# Problem details:
Gather all lines with the word "JSON" in them.

# Rows from a dataset:
# # # # # # #

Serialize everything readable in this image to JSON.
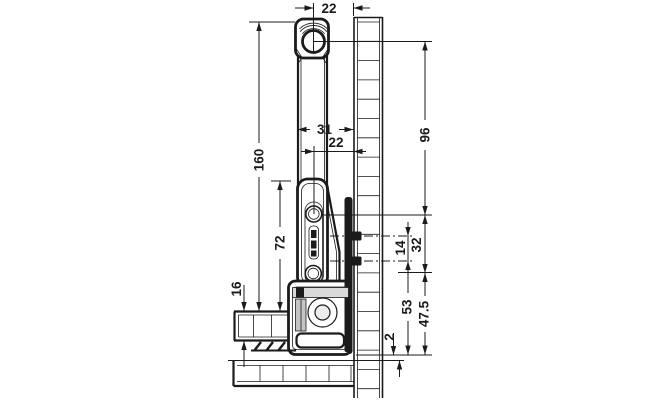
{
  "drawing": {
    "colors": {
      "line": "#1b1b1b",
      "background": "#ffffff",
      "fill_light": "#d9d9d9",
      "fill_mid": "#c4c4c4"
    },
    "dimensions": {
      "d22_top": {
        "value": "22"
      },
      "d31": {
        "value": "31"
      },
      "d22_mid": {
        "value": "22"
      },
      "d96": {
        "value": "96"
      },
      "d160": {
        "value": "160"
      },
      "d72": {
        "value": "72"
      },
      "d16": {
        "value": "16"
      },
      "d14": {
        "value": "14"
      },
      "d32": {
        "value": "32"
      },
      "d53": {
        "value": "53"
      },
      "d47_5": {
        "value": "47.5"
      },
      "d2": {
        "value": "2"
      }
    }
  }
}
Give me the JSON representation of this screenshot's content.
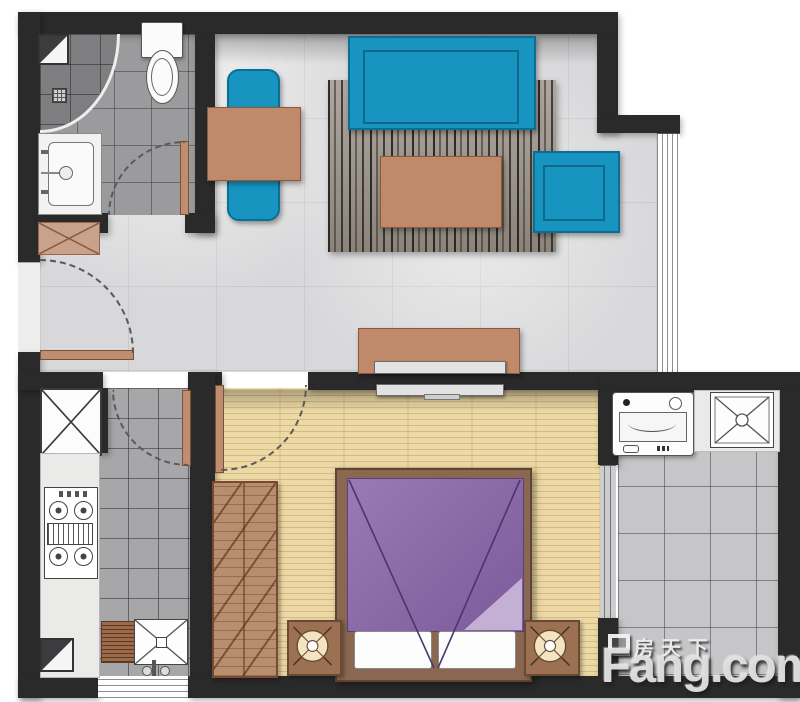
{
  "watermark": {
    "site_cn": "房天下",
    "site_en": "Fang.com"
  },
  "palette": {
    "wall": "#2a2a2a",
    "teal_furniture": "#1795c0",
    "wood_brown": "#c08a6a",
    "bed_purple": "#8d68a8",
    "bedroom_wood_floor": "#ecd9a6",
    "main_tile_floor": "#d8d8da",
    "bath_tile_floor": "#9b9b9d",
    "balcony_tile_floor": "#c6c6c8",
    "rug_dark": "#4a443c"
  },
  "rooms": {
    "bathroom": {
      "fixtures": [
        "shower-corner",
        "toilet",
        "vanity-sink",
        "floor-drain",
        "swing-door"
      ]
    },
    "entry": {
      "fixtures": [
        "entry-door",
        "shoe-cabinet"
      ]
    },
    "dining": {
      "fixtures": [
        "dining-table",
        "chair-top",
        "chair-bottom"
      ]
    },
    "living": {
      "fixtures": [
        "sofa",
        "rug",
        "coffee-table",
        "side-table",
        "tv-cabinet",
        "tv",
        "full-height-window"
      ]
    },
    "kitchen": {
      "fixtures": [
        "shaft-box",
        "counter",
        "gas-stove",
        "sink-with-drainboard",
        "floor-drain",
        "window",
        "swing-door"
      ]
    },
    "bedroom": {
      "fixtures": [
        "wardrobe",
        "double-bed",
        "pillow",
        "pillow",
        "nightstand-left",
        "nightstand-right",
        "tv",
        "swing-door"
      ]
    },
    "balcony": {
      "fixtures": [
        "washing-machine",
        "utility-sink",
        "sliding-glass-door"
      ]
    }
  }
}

# # # # # # #

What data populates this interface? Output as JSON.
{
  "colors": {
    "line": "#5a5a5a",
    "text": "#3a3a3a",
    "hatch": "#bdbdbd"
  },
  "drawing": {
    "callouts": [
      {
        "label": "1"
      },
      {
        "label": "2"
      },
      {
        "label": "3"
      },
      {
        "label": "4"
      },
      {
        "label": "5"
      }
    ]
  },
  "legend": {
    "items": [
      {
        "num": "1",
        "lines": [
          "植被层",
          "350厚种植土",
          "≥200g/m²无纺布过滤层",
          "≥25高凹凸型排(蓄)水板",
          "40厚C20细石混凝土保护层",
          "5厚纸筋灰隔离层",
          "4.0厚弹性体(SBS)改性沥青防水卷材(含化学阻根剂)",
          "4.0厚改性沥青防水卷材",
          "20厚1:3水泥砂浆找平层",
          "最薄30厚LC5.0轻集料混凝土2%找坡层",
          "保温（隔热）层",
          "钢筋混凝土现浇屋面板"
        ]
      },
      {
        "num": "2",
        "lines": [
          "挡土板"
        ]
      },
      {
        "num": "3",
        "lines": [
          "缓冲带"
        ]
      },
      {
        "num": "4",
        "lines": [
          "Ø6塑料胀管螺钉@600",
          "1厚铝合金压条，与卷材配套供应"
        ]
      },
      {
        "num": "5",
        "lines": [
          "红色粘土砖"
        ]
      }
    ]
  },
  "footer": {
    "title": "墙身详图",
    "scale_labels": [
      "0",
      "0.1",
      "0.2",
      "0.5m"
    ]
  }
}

# # # # # # #

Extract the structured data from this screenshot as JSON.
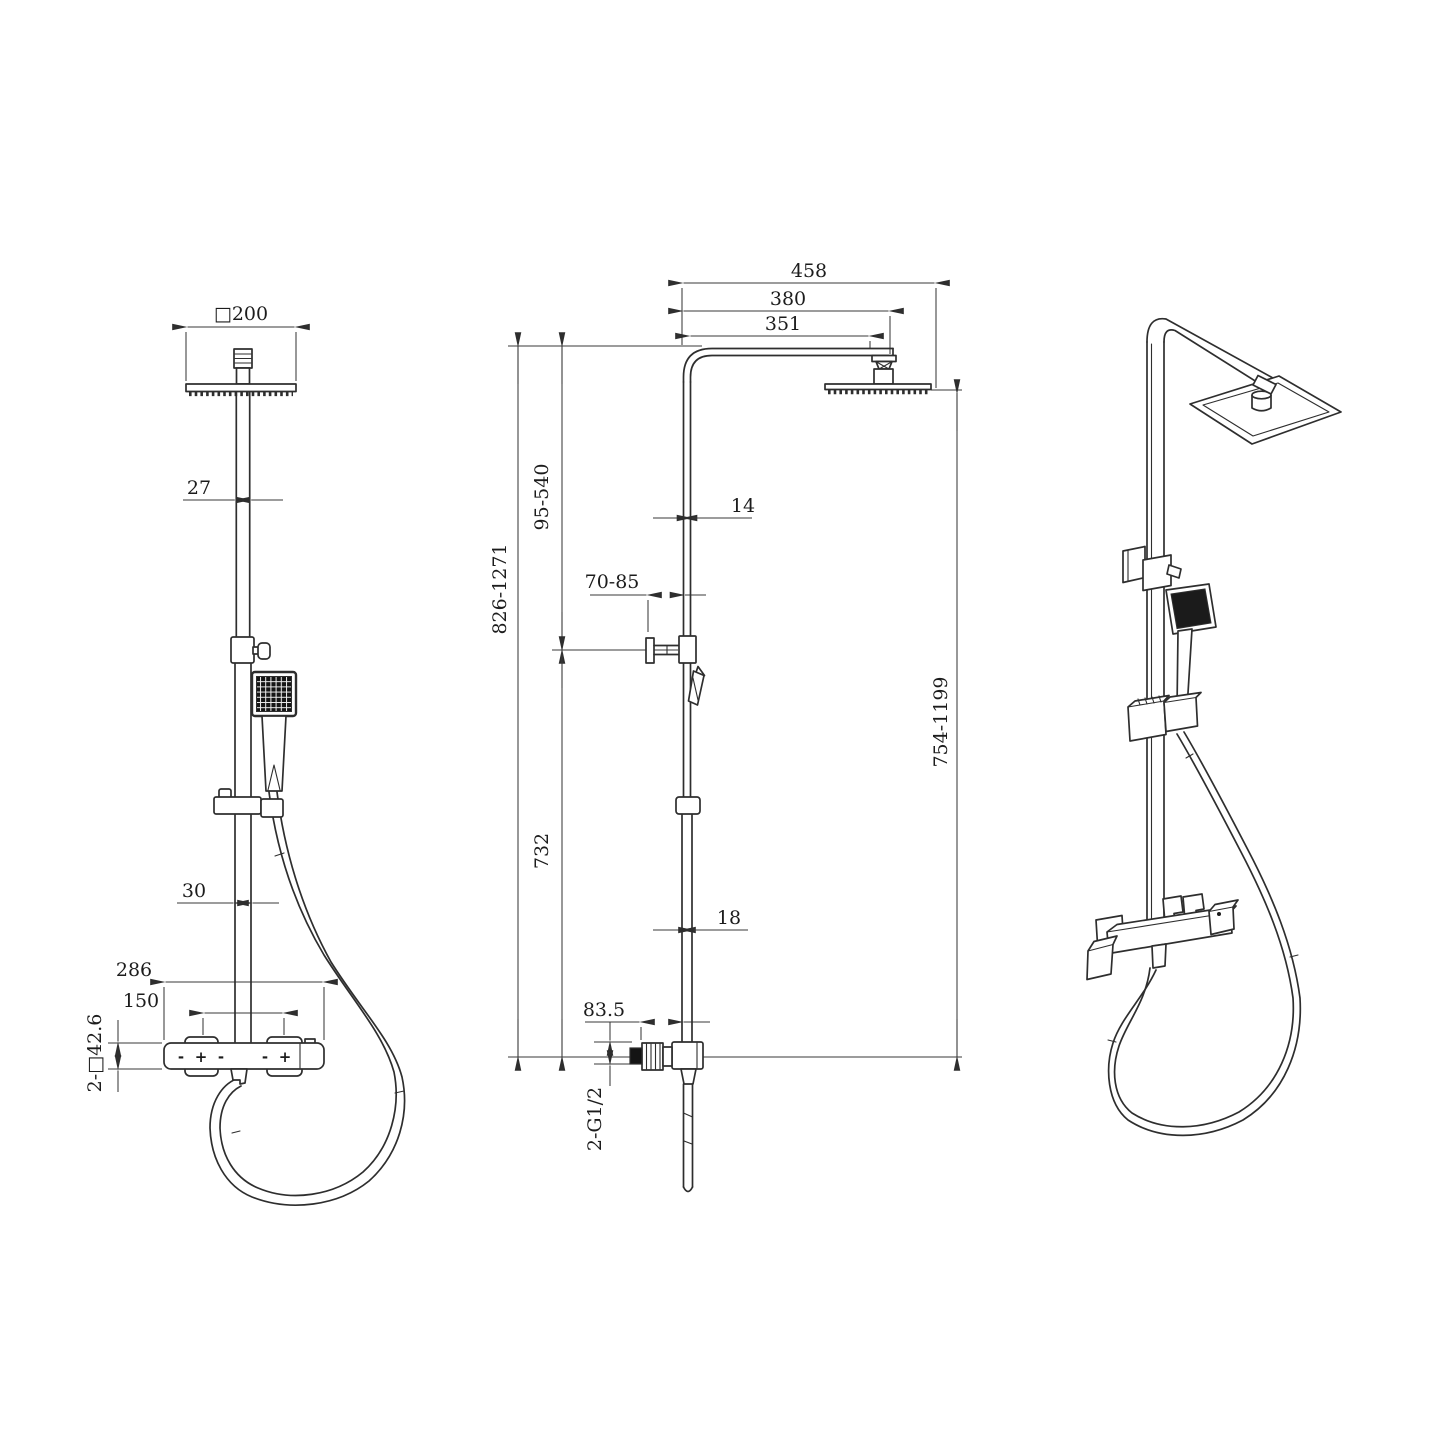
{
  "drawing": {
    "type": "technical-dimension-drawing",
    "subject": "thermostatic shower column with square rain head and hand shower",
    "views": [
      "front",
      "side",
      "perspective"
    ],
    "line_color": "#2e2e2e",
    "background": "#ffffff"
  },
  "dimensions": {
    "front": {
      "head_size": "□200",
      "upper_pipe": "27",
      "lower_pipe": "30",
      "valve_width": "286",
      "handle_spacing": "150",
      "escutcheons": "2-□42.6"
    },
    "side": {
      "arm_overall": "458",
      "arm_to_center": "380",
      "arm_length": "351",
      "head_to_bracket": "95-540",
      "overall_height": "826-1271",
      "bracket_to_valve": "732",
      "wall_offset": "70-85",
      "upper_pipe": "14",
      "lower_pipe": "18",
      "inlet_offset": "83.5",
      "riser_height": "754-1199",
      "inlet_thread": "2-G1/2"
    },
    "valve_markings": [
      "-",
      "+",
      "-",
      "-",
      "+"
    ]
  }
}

# # # # # # #

# Task response:
Serialize everything readable in this image to JSON.
Give me the JSON representation of this screenshot's content.
What data populates this interface? Output as JSON.
Extract the structured data from this screenshot as JSON.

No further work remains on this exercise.